*Exercise prompt:* Print the rows below word for word, leaving out the pictures.

* begin The input *

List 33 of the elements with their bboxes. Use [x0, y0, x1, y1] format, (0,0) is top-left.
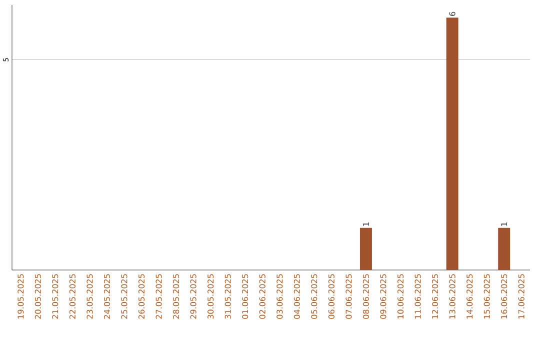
x-tick-label: 08.06.2025 — [362, 274, 369, 319]
x-tick-label: 26.05.2025 — [138, 274, 145, 319]
x-tick-label: 03.06.2025 — [276, 274, 283, 319]
x-tick-label: 14.06.2025 — [466, 274, 473, 318]
x-tick-label: 29.05.2025 — [190, 274, 196, 319]
x-tick-label: 04.06.2025 — [294, 274, 300, 319]
x-tick-label: 09.06.2025 — [380, 274, 386, 319]
x-tick-label: 30.05.2025 — [208, 274, 214, 319]
x-tick-label: 25.05.2025 — [121, 274, 128, 319]
x-tick-label: 11.06.2025 — [414, 274, 421, 318]
x-tick-label: 16.06.2025 — [501, 274, 508, 318]
x-tick-label: 27.05.2025 — [156, 274, 162, 319]
x-tick-label: 23.05.2025 — [86, 274, 93, 319]
data-label: 1 — [501, 222, 508, 226]
x-tick-label: 13.06.2025 — [449, 274, 456, 318]
x-tick-label: 05.06.2025 — [311, 274, 318, 319]
data-label: 6 — [449, 12, 456, 16]
x-tick-label: 31.05.2025 — [224, 274, 231, 319]
x-tick-label: 15.06.2025 — [484, 274, 490, 318]
x-tick-label: 19.05.2025 — [18, 274, 24, 318]
x-tick-label: 21.05.2025 — [52, 274, 58, 319]
x-tick-label: 07.06.2025 — [346, 274, 352, 319]
x-tick-label: 01.06.2025 — [242, 274, 248, 319]
x-tick-label: 22.05.2025 — [69, 274, 76, 319]
data-label: 1 — [363, 222, 369, 226]
x-tick-label: 02.06.2025 — [259, 274, 266, 319]
x-tick-label: 20.05.2025 — [34, 274, 41, 319]
x-tick-label: 12.06.2025 — [432, 274, 438, 318]
x-tick-label: 17.06.2025 — [518, 274, 524, 318]
x-tick-label: 10.06.2025 — [397, 274, 404, 318]
x-tick-label: 28.05.2025 — [173, 274, 180, 319]
x-tick-label: 06.06.2025 — [328, 274, 334, 319]
x-tick-label: 24.05.2025 — [104, 274, 110, 319]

* end The input *

*Problem solution:*
List 33 of the elements with their bboxes. Use [x0, y0, x1, y1] format, (0,0) is top-left.
x-tick-label: 08.06.2025 — [362, 274, 369, 319]
x-tick-label: 26.05.2025 — [138, 274, 145, 319]
x-tick-label: 03.06.2025 — [276, 274, 283, 319]
x-tick-label: 14.06.2025 — [466, 274, 473, 318]
x-tick-label: 29.05.2025 — [190, 274, 196, 319]
x-tick-label: 04.06.2025 — [294, 274, 300, 319]
x-tick-label: 09.06.2025 — [380, 274, 386, 319]
x-tick-label: 30.05.2025 — [208, 274, 214, 319]
x-tick-label: 25.05.2025 — [121, 274, 128, 319]
x-tick-label: 11.06.2025 — [414, 274, 421, 318]
x-tick-label: 16.06.2025 — [501, 274, 508, 318]
x-tick-label: 27.05.2025 — [156, 274, 162, 319]
x-tick-label: 23.05.2025 — [86, 274, 93, 319]
data-label: 1 — [501, 222, 508, 226]
x-tick-label: 13.06.2025 — [449, 274, 456, 318]
x-tick-label: 05.06.2025 — [311, 274, 318, 319]
data-label: 6 — [449, 12, 456, 16]
x-tick-label: 31.05.2025 — [224, 274, 231, 319]
x-tick-label: 15.06.2025 — [484, 274, 490, 318]
x-tick-label: 19.05.2025 — [18, 274, 24, 318]
x-tick-label: 21.05.2025 — [52, 274, 58, 319]
x-tick-label: 07.06.2025 — [346, 274, 352, 319]
x-tick-label: 01.06.2025 — [242, 274, 248, 319]
x-tick-label: 22.05.2025 — [69, 274, 76, 319]
data-label: 1 — [363, 222, 369, 226]
x-tick-label: 02.06.2025 — [259, 274, 266, 319]
x-tick-label: 20.05.2025 — [34, 274, 41, 319]
x-tick-label: 12.06.2025 — [432, 274, 438, 318]
x-tick-label: 17.06.2025 — [518, 274, 524, 318]
x-tick-label: 10.06.2025 — [397, 274, 404, 318]
x-tick-label: 28.05.2025 — [173, 274, 180, 319]
x-tick-label: 06.06.2025 — [328, 274, 334, 319]
x-tick-label: 24.05.2025 — [104, 274, 110, 319]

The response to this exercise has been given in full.